● **Exercise**: Copy out every line of the data below word for word, leaving out the pictures.

◇ ◇ ◇ ◇

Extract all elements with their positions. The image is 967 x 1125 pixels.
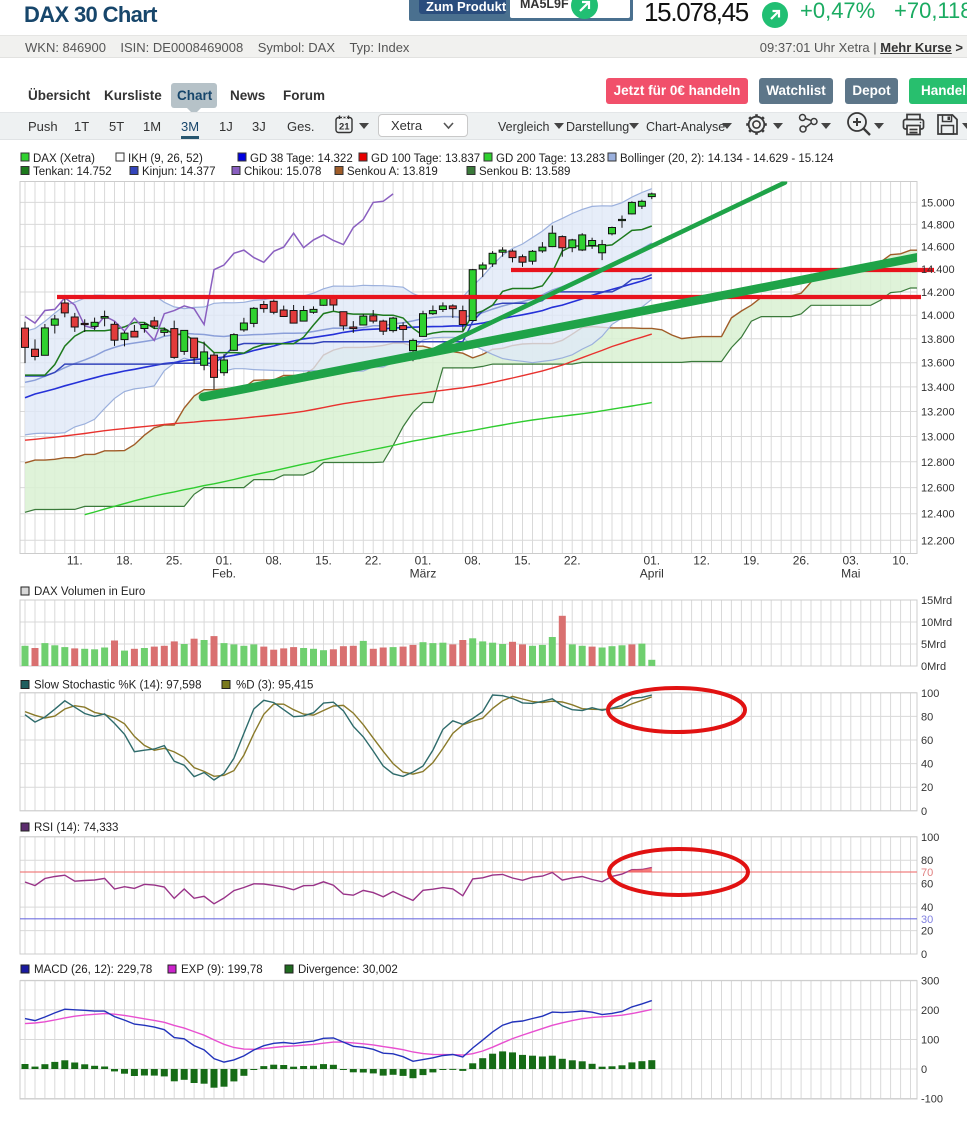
- svg-text:15.: 15.: [514, 554, 531, 568]
- svg-text:01.: 01.: [216, 554, 233, 568]
- svg-text:200: 200: [921, 1005, 939, 1017]
- svg-text:15.000: 15.000: [921, 197, 955, 209]
- svg-text:22.: 22.: [365, 554, 382, 568]
- svg-text:-100: -100: [921, 1094, 943, 1106]
- svg-text:30: 30: [921, 914, 933, 926]
- svg-text:14.800: 14.800: [921, 219, 955, 231]
- svg-text:13.000: 13.000: [921, 432, 955, 444]
- svg-text:300: 300: [921, 975, 939, 987]
- svg-text:0: 0: [921, 949, 927, 961]
- svg-text:100: 100: [921, 832, 939, 844]
- svg-text:13.200: 13.200: [921, 407, 955, 419]
- svg-text:0: 0: [921, 1064, 927, 1076]
- svg-text:12.400: 12.400: [921, 509, 955, 521]
- svg-text:14.600: 14.600: [921, 242, 955, 254]
- svg-text:19.: 19.: [743, 554, 760, 568]
- svg-text:25.: 25.: [166, 554, 183, 568]
- svg-text:Feb.: Feb.: [212, 567, 236, 581]
- svg-text:GD 200 Tage: 13.283: GD 200 Tage: 13.283: [496, 153, 605, 165]
- svg-text:14.200: 14.200: [921, 287, 955, 299]
- svg-text:Divergence: 30,002: Divergence: 30,002: [298, 964, 398, 976]
- svg-text:14.000: 14.000: [921, 310, 955, 322]
- svg-text:20: 20: [921, 782, 933, 794]
- svg-text:100: 100: [921, 1035, 939, 1047]
- svg-text:MACD (26, 12): 229,78: MACD (26, 12): 229,78: [34, 964, 152, 976]
- svg-text:Slow Stochastic %K (14): 97,59: Slow Stochastic %K (14): 97,598: [34, 680, 201, 692]
- svg-text:Chikou: 15.078: Chikou: 15.078: [244, 166, 321, 178]
- svg-text:DAX Volumen in Euro: DAX Volumen in Euro: [34, 586, 145, 598]
- svg-text:14.400: 14.400: [921, 264, 955, 276]
- svg-text:RSI (14): 74,333: RSI (14): 74,333: [34, 822, 118, 834]
- svg-text:12.: 12.: [693, 554, 710, 568]
- svg-text:Kinjun: 14.377: Kinjun: 14.377: [142, 166, 216, 178]
- svg-text:01.: 01.: [415, 554, 432, 568]
- svg-text:April: April: [640, 567, 664, 581]
- svg-text:Senkou B: 13.589: Senkou B: 13.589: [479, 166, 570, 178]
- svg-text:20: 20: [921, 926, 933, 938]
- svg-text:Mai: Mai: [841, 567, 860, 581]
- svg-text:08.: 08.: [265, 554, 282, 568]
- svg-text:18.: 18.: [116, 554, 133, 568]
- svg-text:März: März: [410, 567, 437, 581]
- svg-text:0: 0: [921, 806, 927, 818]
- svg-text:GD 100 Tage: 13.837: GD 100 Tage: 13.837: [371, 153, 480, 165]
- svg-text:12.800: 12.800: [921, 457, 955, 469]
- svg-text:0Mrd: 0Mrd: [921, 661, 946, 673]
- svg-text:70: 70: [921, 867, 933, 879]
- svg-text:60: 60: [921, 735, 933, 747]
- svg-text:26.: 26.: [793, 554, 810, 568]
- svg-text:Bollinger (20, 2): 14.134 - 14: Bollinger (20, 2): 14.134 - 14.629 - 15.…: [620, 153, 834, 165]
- svg-text:13.800: 13.800: [921, 334, 955, 346]
- svg-text:GD 38 Tage: 14.322: GD 38 Tage: 14.322: [250, 153, 353, 165]
- svg-text:EXP (9): 199,78: EXP (9): 199,78: [181, 964, 263, 976]
- svg-text:11.: 11.: [67, 554, 83, 568]
- svg-text:60: 60: [921, 879, 933, 891]
- svg-text:15Mrd: 15Mrd: [921, 595, 952, 607]
- svg-text:80: 80: [921, 855, 933, 867]
- svg-text:13.600: 13.600: [921, 358, 955, 370]
- svg-text:Tenkan: 14.752: Tenkan: 14.752: [33, 166, 112, 178]
- svg-text:03.: 03.: [842, 554, 859, 568]
- svg-text:100: 100: [921, 688, 939, 700]
- svg-text:40: 40: [921, 902, 933, 914]
- svg-text:12.200: 12.200: [921, 535, 955, 547]
- svg-text:40: 40: [921, 759, 933, 771]
- svg-text:IKH (9, 26, 52): IKH (9, 26, 52): [128, 153, 203, 165]
- svg-text:80: 80: [921, 711, 933, 723]
- svg-text:01.: 01.: [643, 554, 660, 568]
- svg-text:08.: 08.: [464, 554, 481, 568]
- svg-text:10Mrd: 10Mrd: [921, 617, 952, 629]
- svg-text:22.: 22.: [564, 554, 581, 568]
- svg-text:12.600: 12.600: [921, 483, 955, 495]
- svg-text:21: 21: [339, 122, 350, 133]
- svg-text:5Mrd: 5Mrd: [921, 639, 946, 651]
- svg-text:13.400: 13.400: [921, 382, 955, 394]
- svg-text:10.: 10.: [892, 554, 909, 568]
- svg-text:Senkou A: 13.819: Senkou A: 13.819: [347, 166, 438, 178]
- svg-text:%D (3): 95,415: %D (3): 95,415: [236, 680, 313, 692]
- svg-text:DAX (Xetra): DAX (Xetra): [33, 153, 95, 165]
- svg-text:15.: 15.: [315, 554, 332, 568]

◇ ◇ ◇ ◇

● **Answer to this task**:
Extract all elements with their positions. The image is 967 x 1125 pixels.
- svg-text:15.: 15.: [514, 554, 531, 568]
- svg-text:01.: 01.: [216, 554, 233, 568]
- svg-text:200: 200: [921, 1005, 939, 1017]
- svg-text:15.000: 15.000: [921, 197, 955, 209]
- svg-text:22.: 22.: [365, 554, 382, 568]
- svg-text:-100: -100: [921, 1094, 943, 1106]
- svg-text:30: 30: [921, 914, 933, 926]
- svg-text:14.800: 14.800: [921, 219, 955, 231]
- svg-text:13.000: 13.000: [921, 432, 955, 444]
- svg-text:300: 300: [921, 975, 939, 987]
- svg-text:0: 0: [921, 949, 927, 961]
- svg-text:100: 100: [921, 832, 939, 844]
- svg-text:13.200: 13.200: [921, 407, 955, 419]
- svg-text:0: 0: [921, 1064, 927, 1076]
- svg-text:12.400: 12.400: [921, 509, 955, 521]
- svg-text:14.600: 14.600: [921, 242, 955, 254]
- svg-text:19.: 19.: [743, 554, 760, 568]
- svg-text:25.: 25.: [166, 554, 183, 568]
- svg-text:Feb.: Feb.: [212, 567, 236, 581]
- svg-text:GD 200 Tage: 13.283: GD 200 Tage: 13.283: [496, 153, 605, 165]
- svg-text:14.200: 14.200: [921, 287, 955, 299]
- svg-text:Divergence: 30,002: Divergence: 30,002: [298, 964, 398, 976]
- svg-text:14.000: 14.000: [921, 310, 955, 322]
- svg-text:20: 20: [921, 782, 933, 794]
- svg-text:100: 100: [921, 1035, 939, 1047]
- svg-text:MACD (26, 12): 229,78: MACD (26, 12): 229,78: [34, 964, 152, 976]
- svg-text:Slow Stochastic %K (14): 97,59: Slow Stochastic %K (14): 97,598: [34, 680, 201, 692]
- svg-text:Chikou: 15.078: Chikou: 15.078: [244, 166, 321, 178]
- svg-text:DAX Volumen in Euro: DAX Volumen in Euro: [34, 586, 145, 598]
- svg-text:14.400: 14.400: [921, 264, 955, 276]
- svg-text:RSI (14): 74,333: RSI (14): 74,333: [34, 822, 118, 834]
- svg-text:12.: 12.: [693, 554, 710, 568]
- svg-text:Kinjun: 14.377: Kinjun: 14.377: [142, 166, 216, 178]
- svg-text:01.: 01.: [415, 554, 432, 568]
- svg-text:April: April: [640, 567, 664, 581]
- svg-text:Senkou B: 13.589: Senkou B: 13.589: [479, 166, 570, 178]
- svg-text:20: 20: [921, 926, 933, 938]
- svg-text:Mai: Mai: [841, 567, 860, 581]
- svg-text:08.: 08.: [265, 554, 282, 568]
- svg-text:18.: 18.: [116, 554, 133, 568]
- svg-text:März: März: [410, 567, 437, 581]
- svg-text:0: 0: [921, 806, 927, 818]
- svg-text:GD 100 Tage: 13.837: GD 100 Tage: 13.837: [371, 153, 480, 165]
- svg-text:12.800: 12.800: [921, 457, 955, 469]
- svg-text:0Mrd: 0Mrd: [921, 661, 946, 673]
- svg-text:70: 70: [921, 867, 933, 879]
- svg-text:60: 60: [921, 735, 933, 747]
- svg-text:26.: 26.: [793, 554, 810, 568]
- svg-text:Bollinger (20, 2): 14.134 - 14: Bollinger (20, 2): 14.134 - 14.629 - 15.…: [620, 153, 834, 165]
- svg-text:13.800: 13.800: [921, 334, 955, 346]
- svg-text:GD 38 Tage: 14.322: GD 38 Tage: 14.322: [250, 153, 353, 165]
- svg-text:EXP (9): 199,78: EXP (9): 199,78: [181, 964, 263, 976]
- svg-text:11.: 11.: [67, 554, 83, 568]
- svg-text:60: 60: [921, 879, 933, 891]
- svg-text:15Mrd: 15Mrd: [921, 595, 952, 607]
- svg-text:80: 80: [921, 855, 933, 867]
- svg-text:13.600: 13.600: [921, 358, 955, 370]
- svg-text:Tenkan: 14.752: Tenkan: 14.752: [33, 166, 112, 178]
- svg-text:03.: 03.: [842, 554, 859, 568]
- svg-text:100: 100: [921, 688, 939, 700]
- svg-text:40: 40: [921, 902, 933, 914]
- svg-text:12.200: 12.200: [921, 535, 955, 547]
- svg-text:40: 40: [921, 759, 933, 771]
- svg-text:IKH (9, 26, 52): IKH (9, 26, 52): [128, 153, 203, 165]
- svg-text:80: 80: [921, 711, 933, 723]
- svg-text:01.: 01.: [643, 554, 660, 568]
- svg-text:08.: 08.: [464, 554, 481, 568]
- svg-text:10Mrd: 10Mrd: [921, 617, 952, 629]
- svg-text:22.: 22.: [564, 554, 581, 568]
- svg-text:12.600: 12.600: [921, 483, 955, 495]
- svg-text:21: 21: [339, 122, 350, 133]
- svg-text:5Mrd: 5Mrd: [921, 639, 946, 651]
- svg-text:13.400: 13.400: [921, 382, 955, 394]
- svg-text:10.: 10.: [892, 554, 909, 568]
- svg-text:Senkou A: 13.819: Senkou A: 13.819: [347, 166, 438, 178]
- svg-text:%D (3): 95,415: %D (3): 95,415: [236, 680, 313, 692]
- svg-text:DAX (Xetra): DAX (Xetra): [33, 153, 95, 165]
- svg-text:15.: 15.: [315, 554, 332, 568]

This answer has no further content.